*WRITTEN PROBLEM*. Print out every record exactly as it appears.

*RECORD EXTRACTS*.
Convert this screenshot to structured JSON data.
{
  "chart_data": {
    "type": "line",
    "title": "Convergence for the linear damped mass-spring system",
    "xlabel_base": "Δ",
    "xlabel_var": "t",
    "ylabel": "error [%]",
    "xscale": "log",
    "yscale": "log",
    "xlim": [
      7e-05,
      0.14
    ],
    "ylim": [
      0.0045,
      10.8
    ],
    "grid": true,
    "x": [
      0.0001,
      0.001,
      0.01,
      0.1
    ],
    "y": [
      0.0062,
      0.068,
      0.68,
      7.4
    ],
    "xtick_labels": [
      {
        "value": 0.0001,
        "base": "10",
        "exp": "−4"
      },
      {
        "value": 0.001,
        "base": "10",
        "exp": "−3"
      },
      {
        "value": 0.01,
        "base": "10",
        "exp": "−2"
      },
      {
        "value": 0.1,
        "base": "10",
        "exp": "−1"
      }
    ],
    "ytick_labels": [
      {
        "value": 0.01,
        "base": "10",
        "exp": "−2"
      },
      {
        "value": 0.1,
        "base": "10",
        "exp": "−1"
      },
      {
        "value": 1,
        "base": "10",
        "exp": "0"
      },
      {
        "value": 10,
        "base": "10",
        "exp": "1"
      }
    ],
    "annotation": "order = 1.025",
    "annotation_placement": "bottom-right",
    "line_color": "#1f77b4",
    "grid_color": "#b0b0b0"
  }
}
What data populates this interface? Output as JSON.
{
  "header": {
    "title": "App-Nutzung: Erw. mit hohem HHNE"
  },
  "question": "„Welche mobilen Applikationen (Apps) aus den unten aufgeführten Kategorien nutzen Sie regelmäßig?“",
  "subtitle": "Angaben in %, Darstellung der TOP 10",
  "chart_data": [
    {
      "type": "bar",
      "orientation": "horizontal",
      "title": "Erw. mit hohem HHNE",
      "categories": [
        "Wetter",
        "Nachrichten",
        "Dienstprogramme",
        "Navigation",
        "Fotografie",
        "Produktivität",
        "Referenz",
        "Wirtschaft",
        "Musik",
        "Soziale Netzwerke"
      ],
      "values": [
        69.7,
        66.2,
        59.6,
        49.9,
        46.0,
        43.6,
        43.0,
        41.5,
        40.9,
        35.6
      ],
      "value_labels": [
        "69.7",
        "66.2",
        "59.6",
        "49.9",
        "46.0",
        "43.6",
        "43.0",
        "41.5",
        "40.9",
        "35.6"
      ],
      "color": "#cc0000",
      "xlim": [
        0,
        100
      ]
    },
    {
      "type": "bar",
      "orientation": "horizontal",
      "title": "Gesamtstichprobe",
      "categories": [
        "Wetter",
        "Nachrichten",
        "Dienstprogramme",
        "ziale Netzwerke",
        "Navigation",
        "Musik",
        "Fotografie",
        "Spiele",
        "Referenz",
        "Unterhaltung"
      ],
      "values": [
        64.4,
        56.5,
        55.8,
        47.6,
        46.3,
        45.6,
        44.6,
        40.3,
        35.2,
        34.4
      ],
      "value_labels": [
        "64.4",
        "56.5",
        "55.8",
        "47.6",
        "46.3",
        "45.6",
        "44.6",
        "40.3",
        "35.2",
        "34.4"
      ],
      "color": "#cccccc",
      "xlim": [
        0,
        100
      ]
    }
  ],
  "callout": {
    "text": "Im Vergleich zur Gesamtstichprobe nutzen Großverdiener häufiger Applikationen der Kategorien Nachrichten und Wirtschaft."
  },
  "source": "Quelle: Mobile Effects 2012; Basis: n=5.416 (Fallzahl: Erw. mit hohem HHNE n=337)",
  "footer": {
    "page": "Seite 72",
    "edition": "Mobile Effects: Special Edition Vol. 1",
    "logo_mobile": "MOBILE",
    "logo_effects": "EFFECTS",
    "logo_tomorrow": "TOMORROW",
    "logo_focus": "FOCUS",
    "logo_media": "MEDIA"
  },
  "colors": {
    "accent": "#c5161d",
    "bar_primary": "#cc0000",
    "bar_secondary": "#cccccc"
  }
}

*WRITTEN REPLY*.
Convert this screenshot to structured JSON data.
{
  "chart_data": {
    "type": "line",
    "title": "Convergence for the linear damped mass-spring system",
    "xlabel_base": "Δ",
    "xlabel_var": "t",
    "ylabel": "error [%]",
    "xscale": "log",
    "yscale": "log",
    "xlim": [
      7e-05,
      0.14
    ],
    "ylim": [
      0.0045,
      10.8
    ],
    "grid": true,
    "x": [
      0.0001,
      0.001,
      0.01,
      0.1
    ],
    "y": [
      0.0062,
      0.068,
      0.68,
      7.4
    ],
    "xtick_labels": [
      {
        "value": 0.0001,
        "base": "10",
        "exp": "−4"
      },
      {
        "value": 0.001,
        "base": "10",
        "exp": "−3"
      },
      {
        "value": 0.01,
        "base": "10",
        "exp": "−2"
      },
      {
        "value": 0.1,
        "base": "10",
        "exp": "−1"
      }
    ],
    "ytick_labels": [
      {
        "value": 0.01,
        "base": "10",
        "exp": "−2"
      },
      {
        "value": 0.1,
        "base": "10",
        "exp": "−1"
      },
      {
        "value": 1,
        "base": "10",
        "exp": "0"
      },
      {
        "value": 10,
        "base": "10",
        "exp": "1"
      }
    ],
    "annotation": "order = 1.025",
    "annotation_placement": "bottom-right",
    "line_color": "#1f77b4",
    "grid_color": "#b0b0b0"
  }
}
What data populates this interface? Output as JSON.
{
  "header": {
    "title": "App-Nutzung: Erw. mit hohem HHNE"
  },
  "question": "„Welche mobilen Applikationen (Apps) aus den unten aufgeführten Kategorien nutzen Sie regelmäßig?“",
  "subtitle": "Angaben in %, Darstellung der TOP 10",
  "chart_data": [
    {
      "type": "bar",
      "orientation": "horizontal",
      "title": "Erw. mit hohem HHNE",
      "categories": [
        "Wetter",
        "Nachrichten",
        "Dienstprogramme",
        "Navigation",
        "Fotografie",
        "Produktivität",
        "Referenz",
        "Wirtschaft",
        "Musik",
        "Soziale Netzwerke"
      ],
      "values": [
        69.7,
        66.2,
        59.6,
        49.9,
        46.0,
        43.6,
        43.0,
        41.5,
        40.9,
        35.6
      ],
      "value_labels": [
        "69.7",
        "66.2",
        "59.6",
        "49.9",
        "46.0",
        "43.6",
        "43.0",
        "41.5",
        "40.9",
        "35.6"
      ],
      "color": "#cc0000",
      "xlim": [
        0,
        100
      ]
    },
    {
      "type": "bar",
      "orientation": "horizontal",
      "title": "Gesamtstichprobe",
      "categories": [
        "Wetter",
        "Nachrichten",
        "Dienstprogramme",
        "ziale Netzwerke",
        "Navigation",
        "Musik",
        "Fotografie",
        "Spiele",
        "Referenz",
        "Unterhaltung"
      ],
      "values": [
        64.4,
        56.5,
        55.8,
        47.6,
        46.3,
        45.6,
        44.6,
        40.3,
        35.2,
        34.4
      ],
      "value_labels": [
        "64.4",
        "56.5",
        "55.8",
        "47.6",
        "46.3",
        "45.6",
        "44.6",
        "40.3",
        "35.2",
        "34.4"
      ],
      "color": "#cccccc",
      "xlim": [
        0,
        100
      ]
    }
  ],
  "callout": {
    "text": "Im Vergleich zur Gesamtstichprobe nutzen Großverdiener häufiger Applikationen der Kategorien Nachrichten und Wirtschaft."
  },
  "source": "Quelle: Mobile Effects 2012; Basis: n=5.416 (Fallzahl: Erw. mit hohem HHNE n=337)",
  "footer": {
    "page": "Seite 72",
    "edition": "Mobile Effects: Special Edition Vol. 1",
    "logo_mobile": "MOBILE",
    "logo_effects": "EFFECTS",
    "logo_tomorrow": "TOMORROW",
    "logo_focus": "FOCUS",
    "logo_media": "MEDIA"
  },
  "colors": {
    "accent": "#c5161d",
    "bar_primary": "#cc0000",
    "bar_secondary": "#cccccc"
  }
}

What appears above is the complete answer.